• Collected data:
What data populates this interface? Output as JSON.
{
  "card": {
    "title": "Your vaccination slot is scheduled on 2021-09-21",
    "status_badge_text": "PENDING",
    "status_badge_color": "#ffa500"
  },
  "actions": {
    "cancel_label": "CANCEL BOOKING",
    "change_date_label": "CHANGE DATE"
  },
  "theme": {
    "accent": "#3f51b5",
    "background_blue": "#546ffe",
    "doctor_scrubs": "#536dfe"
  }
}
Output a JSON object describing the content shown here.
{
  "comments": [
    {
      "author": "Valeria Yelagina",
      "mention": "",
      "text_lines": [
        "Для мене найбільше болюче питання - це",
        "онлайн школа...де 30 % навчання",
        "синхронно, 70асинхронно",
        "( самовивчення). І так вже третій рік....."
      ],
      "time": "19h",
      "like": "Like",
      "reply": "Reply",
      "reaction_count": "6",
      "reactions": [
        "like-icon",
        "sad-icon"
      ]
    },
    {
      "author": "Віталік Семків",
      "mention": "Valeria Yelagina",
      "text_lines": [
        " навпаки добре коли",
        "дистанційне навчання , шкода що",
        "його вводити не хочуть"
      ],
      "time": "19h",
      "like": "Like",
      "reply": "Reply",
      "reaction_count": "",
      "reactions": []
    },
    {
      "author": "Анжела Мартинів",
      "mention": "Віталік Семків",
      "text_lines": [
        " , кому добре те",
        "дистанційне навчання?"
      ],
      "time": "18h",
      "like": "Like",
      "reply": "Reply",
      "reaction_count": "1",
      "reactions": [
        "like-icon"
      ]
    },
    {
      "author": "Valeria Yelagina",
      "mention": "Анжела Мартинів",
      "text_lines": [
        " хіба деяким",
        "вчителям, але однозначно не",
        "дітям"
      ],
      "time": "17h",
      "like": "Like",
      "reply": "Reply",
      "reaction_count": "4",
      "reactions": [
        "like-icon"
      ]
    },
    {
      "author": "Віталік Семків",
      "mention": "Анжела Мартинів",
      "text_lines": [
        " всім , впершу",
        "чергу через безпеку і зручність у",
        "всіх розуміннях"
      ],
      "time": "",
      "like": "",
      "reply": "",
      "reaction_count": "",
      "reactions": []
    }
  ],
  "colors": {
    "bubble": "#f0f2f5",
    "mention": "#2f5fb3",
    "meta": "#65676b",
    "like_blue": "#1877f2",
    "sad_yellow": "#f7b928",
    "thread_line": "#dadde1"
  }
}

• Challenge:
Scan the lines for the string "Output". Copy out each line that matches.

• Result:
What data populates this interface? Output as JSON.
Output a JSON object describing the content shown here.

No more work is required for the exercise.